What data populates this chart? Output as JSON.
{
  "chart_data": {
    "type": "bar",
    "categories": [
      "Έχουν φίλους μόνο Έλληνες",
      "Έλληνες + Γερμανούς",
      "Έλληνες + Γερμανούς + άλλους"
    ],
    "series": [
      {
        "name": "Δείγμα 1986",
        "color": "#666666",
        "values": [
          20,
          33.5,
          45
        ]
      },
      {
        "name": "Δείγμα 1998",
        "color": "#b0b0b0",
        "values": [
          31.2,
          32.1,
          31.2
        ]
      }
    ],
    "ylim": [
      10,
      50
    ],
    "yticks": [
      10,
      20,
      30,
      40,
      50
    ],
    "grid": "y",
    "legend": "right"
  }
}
────────────────────────────────────────
* Aim of the exercise: Exactly as written above, please repeat the entries.

* Complete output:
What data populates this chart? Output as JSON.
{
  "chart_data": {
    "type": "bar",
    "categories": [
      "Έχουν φίλους μόνο Έλληνες",
      "Έλληνες + Γερμανούς",
      "Έλληνες + Γερμανούς + άλλους"
    ],
    "series": [
      {
        "name": "Δείγμα 1986",
        "color": "#666666",
        "values": [
          20,
          33.5,
          45
        ]
      },
      {
        "name": "Δείγμα 1998",
        "color": "#b0b0b0",
        "values": [
          31.2,
          32.1,
          31.2
        ]
      }
    ],
    "ylim": [
      10,
      50
    ],
    "yticks": [
      10,
      20,
      30,
      40,
      50
    ],
    "grid": "y",
    "legend": "right"
  }
}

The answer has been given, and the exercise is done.